WHAT YOU SHOULD DO: Examine the entries below, count the lines holding the string "structured", and respond with the number only.
[THE DATA start]
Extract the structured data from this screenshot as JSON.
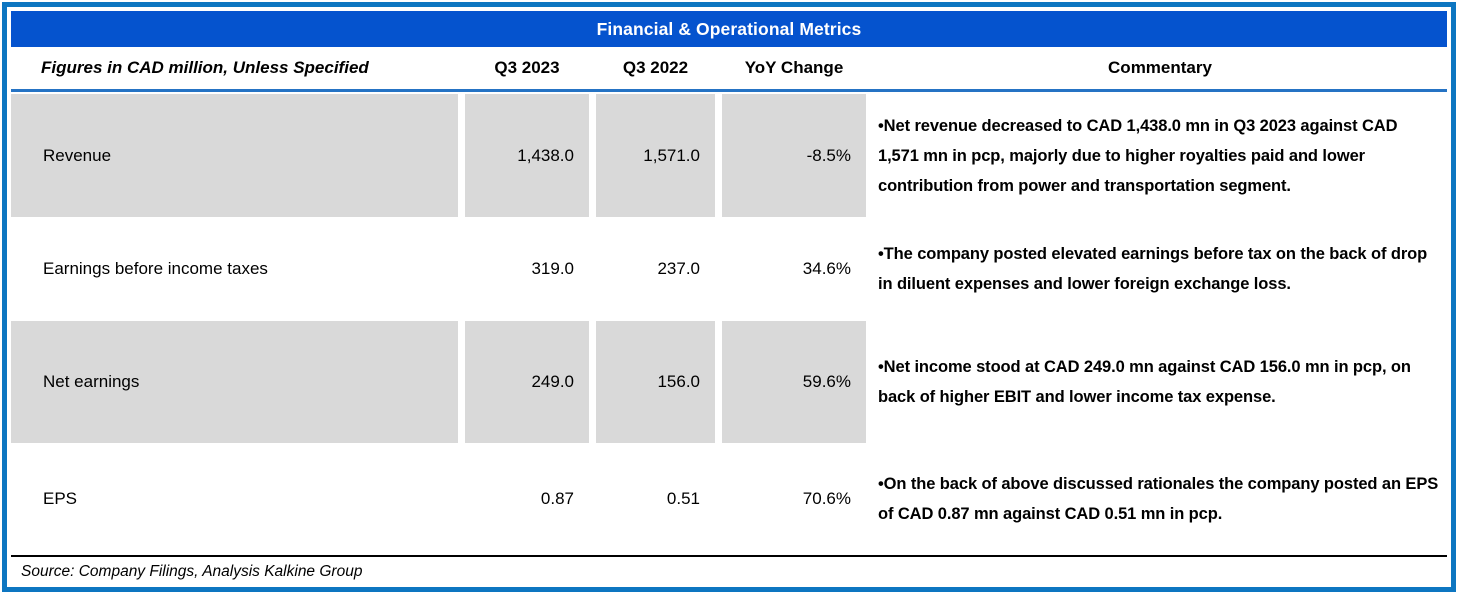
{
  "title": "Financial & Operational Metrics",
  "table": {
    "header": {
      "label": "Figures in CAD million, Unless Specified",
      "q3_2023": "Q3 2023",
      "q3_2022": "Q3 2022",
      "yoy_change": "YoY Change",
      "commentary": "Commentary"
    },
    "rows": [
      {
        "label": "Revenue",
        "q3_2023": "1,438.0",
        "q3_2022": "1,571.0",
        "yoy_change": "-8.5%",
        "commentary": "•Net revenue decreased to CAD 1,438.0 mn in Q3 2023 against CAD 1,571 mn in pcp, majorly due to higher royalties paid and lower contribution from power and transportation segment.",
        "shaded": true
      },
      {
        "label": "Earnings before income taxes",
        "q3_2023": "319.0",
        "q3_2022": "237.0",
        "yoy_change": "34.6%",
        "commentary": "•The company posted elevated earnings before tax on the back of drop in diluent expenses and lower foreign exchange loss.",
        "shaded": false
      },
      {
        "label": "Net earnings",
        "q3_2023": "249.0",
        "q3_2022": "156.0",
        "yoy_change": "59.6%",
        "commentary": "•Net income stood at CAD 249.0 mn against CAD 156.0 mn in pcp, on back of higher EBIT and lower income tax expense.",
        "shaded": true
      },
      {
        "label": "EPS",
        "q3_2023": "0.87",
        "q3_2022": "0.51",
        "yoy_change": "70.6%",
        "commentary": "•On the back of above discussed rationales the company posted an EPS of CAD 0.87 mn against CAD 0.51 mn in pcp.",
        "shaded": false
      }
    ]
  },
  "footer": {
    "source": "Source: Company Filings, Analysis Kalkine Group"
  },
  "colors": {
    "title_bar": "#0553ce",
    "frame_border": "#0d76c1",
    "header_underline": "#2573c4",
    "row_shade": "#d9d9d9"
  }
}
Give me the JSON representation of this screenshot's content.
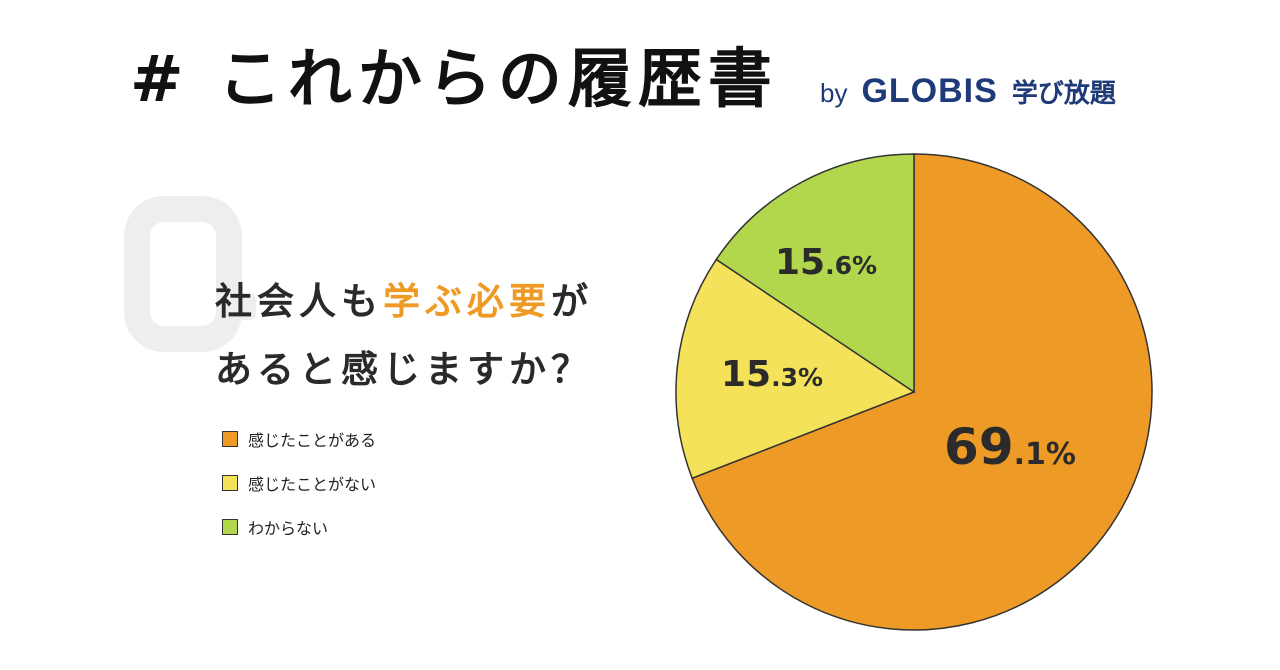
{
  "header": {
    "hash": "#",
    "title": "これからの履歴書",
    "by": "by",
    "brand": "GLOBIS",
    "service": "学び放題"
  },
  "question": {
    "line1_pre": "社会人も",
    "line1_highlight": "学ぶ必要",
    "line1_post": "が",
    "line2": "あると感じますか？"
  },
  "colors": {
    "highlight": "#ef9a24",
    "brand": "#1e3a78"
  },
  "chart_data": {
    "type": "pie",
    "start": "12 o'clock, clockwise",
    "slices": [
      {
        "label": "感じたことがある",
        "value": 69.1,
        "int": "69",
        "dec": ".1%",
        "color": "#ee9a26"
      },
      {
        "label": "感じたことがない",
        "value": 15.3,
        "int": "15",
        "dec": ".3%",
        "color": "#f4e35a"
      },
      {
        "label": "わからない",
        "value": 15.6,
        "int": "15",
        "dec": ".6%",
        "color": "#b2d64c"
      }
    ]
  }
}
[THE DATA end]
[THE DATA start]
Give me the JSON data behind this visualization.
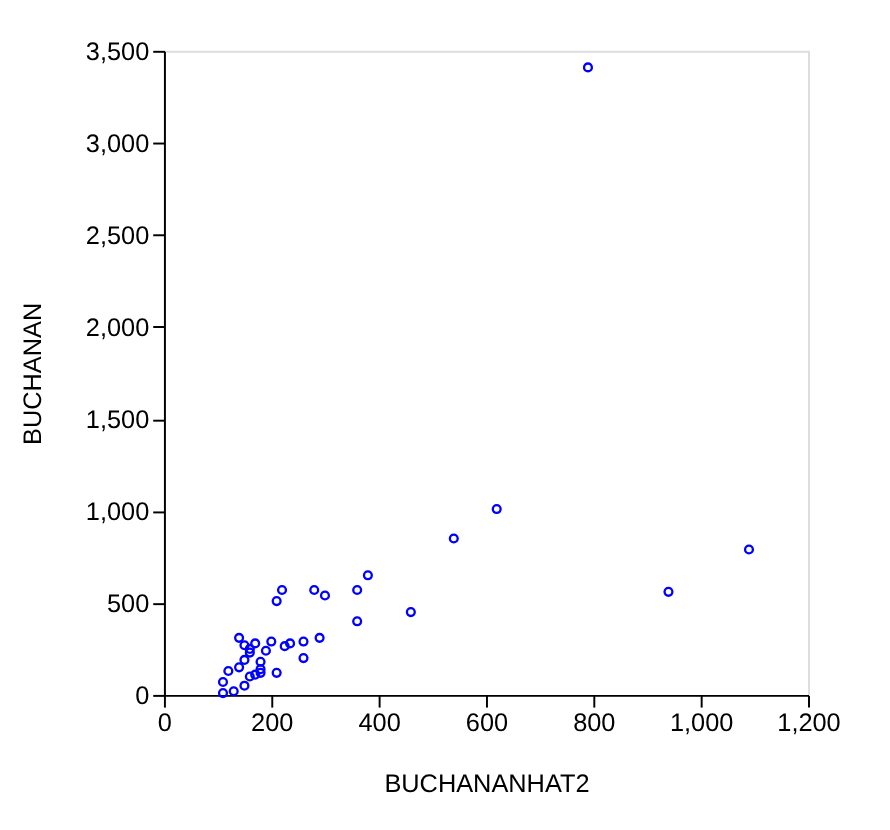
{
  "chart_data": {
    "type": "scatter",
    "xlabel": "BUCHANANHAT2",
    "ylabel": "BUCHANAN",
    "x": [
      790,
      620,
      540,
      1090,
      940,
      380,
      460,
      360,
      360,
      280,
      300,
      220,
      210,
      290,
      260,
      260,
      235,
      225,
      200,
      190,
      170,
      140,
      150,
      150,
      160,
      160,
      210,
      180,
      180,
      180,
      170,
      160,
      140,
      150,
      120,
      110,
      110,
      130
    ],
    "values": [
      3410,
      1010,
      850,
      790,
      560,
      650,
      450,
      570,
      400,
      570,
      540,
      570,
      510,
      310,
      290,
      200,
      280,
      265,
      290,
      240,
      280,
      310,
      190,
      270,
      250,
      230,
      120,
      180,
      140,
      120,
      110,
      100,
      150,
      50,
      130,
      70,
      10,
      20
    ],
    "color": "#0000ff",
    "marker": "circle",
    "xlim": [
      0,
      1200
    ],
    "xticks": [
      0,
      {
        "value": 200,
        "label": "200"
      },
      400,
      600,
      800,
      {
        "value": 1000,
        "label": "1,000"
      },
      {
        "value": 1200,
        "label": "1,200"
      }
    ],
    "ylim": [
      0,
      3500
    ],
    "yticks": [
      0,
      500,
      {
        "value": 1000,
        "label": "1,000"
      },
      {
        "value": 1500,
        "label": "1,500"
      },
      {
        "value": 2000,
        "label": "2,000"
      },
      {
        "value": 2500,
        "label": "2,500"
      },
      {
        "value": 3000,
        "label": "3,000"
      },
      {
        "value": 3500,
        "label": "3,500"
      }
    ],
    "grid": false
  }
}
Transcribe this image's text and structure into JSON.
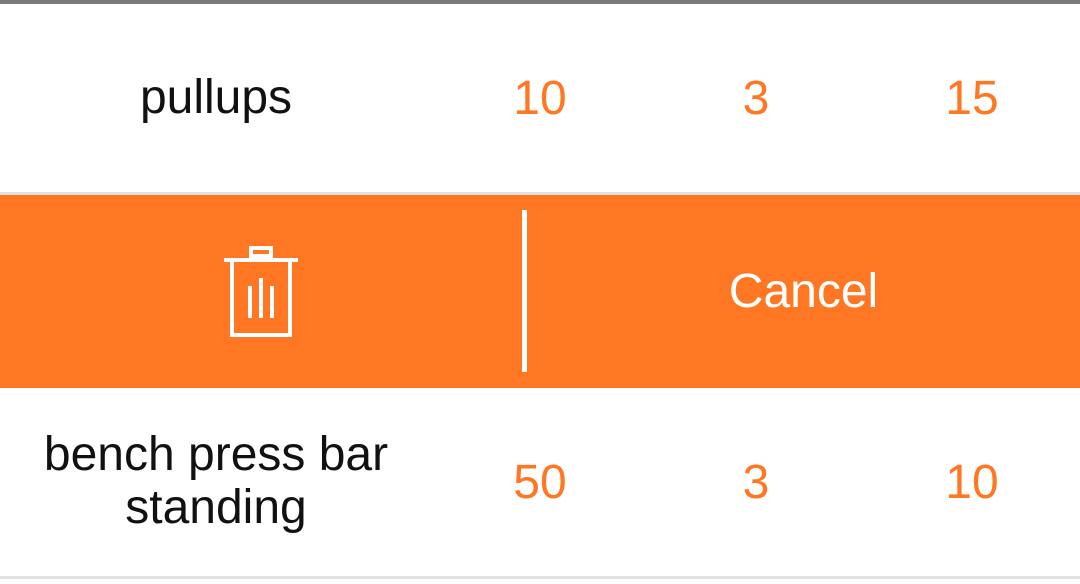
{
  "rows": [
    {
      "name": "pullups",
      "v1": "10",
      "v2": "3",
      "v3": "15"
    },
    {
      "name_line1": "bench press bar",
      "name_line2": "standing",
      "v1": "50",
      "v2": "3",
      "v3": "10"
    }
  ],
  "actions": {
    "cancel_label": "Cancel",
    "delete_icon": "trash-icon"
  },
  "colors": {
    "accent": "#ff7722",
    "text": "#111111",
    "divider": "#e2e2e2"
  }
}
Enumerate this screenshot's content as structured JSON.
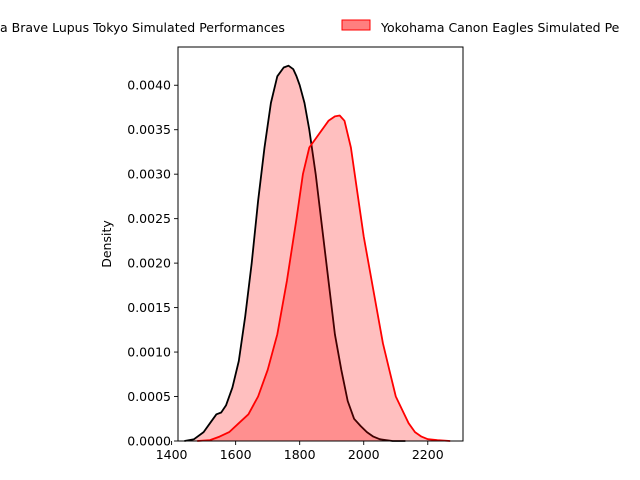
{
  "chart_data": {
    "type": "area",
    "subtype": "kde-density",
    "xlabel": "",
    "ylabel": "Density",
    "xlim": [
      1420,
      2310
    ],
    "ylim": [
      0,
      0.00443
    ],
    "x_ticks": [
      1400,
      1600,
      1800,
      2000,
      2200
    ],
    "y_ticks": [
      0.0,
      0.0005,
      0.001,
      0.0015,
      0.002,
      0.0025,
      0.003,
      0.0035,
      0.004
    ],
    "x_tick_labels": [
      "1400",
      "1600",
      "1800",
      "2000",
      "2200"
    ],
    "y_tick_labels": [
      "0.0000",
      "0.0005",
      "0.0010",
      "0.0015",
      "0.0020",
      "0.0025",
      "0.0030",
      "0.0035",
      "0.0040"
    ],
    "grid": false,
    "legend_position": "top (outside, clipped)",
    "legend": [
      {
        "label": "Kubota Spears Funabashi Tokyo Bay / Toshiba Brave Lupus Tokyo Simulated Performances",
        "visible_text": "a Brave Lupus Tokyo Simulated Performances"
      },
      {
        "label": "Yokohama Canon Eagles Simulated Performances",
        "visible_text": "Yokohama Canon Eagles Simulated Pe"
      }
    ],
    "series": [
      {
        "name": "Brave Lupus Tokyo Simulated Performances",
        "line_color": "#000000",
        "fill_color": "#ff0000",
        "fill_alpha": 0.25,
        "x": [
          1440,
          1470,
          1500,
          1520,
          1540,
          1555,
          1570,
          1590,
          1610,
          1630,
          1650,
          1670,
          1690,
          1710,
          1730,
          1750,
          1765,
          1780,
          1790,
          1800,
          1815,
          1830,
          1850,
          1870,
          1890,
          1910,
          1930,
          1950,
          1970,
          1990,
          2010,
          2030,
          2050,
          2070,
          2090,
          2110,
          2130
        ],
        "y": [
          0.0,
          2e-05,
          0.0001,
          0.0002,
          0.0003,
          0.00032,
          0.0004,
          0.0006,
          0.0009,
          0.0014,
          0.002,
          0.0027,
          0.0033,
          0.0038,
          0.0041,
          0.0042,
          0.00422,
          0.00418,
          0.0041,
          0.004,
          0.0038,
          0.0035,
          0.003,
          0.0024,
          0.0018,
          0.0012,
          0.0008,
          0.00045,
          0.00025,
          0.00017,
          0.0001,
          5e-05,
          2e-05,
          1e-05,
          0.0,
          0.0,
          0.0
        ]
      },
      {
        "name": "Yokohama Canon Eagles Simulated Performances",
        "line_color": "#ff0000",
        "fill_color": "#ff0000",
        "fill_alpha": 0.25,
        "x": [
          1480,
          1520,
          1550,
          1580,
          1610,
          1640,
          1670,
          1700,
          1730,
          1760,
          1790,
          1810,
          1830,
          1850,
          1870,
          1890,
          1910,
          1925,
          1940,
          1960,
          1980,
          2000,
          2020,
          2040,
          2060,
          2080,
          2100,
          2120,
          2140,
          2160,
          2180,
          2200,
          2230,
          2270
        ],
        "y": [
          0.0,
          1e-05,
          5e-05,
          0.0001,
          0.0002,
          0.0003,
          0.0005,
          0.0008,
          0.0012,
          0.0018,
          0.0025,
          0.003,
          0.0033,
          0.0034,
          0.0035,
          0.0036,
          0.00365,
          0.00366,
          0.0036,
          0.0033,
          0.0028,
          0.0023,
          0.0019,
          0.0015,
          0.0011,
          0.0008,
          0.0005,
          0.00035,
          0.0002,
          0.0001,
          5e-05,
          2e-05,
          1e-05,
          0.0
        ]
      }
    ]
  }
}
[THE DATA end]
[THE DATA start]
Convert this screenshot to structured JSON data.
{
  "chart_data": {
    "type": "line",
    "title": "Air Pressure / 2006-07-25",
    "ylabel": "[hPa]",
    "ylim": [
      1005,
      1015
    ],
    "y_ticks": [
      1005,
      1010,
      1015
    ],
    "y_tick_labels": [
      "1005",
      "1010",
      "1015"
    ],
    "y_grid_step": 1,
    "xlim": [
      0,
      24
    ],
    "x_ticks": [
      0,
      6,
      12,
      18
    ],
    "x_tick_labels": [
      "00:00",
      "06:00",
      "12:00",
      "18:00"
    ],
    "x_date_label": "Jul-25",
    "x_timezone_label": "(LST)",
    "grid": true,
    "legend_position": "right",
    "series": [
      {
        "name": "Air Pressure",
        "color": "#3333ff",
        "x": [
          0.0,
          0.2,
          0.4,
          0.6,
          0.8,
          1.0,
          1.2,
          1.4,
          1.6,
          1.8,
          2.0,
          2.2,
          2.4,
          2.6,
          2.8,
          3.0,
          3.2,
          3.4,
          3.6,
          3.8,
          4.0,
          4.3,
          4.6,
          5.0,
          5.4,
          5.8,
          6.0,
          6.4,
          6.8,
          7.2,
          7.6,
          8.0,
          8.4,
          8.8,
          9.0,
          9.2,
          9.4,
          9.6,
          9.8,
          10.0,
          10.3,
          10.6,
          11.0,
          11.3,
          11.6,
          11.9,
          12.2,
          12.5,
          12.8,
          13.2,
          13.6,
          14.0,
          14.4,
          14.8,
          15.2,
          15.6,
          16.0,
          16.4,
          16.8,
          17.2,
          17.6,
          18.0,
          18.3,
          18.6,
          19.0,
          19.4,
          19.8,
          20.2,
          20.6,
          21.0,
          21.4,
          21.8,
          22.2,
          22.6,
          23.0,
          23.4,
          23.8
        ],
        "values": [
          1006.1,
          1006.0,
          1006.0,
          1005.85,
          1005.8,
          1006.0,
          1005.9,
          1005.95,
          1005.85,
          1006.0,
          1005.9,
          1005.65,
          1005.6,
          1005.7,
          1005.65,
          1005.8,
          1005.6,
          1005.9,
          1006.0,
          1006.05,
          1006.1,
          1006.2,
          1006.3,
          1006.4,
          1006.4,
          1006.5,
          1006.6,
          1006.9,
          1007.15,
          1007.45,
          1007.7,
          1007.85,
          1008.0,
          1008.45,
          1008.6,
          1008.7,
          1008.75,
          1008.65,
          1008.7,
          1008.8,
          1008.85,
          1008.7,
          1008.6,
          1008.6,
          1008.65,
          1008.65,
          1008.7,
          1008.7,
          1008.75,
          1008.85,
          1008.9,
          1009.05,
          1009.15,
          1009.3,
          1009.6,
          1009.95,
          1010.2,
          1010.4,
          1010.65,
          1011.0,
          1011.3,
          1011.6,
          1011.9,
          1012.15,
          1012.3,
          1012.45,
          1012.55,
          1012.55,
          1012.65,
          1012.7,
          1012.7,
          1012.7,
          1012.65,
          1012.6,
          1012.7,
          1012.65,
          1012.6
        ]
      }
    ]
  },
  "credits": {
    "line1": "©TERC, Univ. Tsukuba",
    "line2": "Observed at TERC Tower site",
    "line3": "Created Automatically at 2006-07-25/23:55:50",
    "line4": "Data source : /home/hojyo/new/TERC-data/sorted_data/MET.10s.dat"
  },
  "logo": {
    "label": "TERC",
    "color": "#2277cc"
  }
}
[THE DATA end]
EXERCISE ANSWER: 3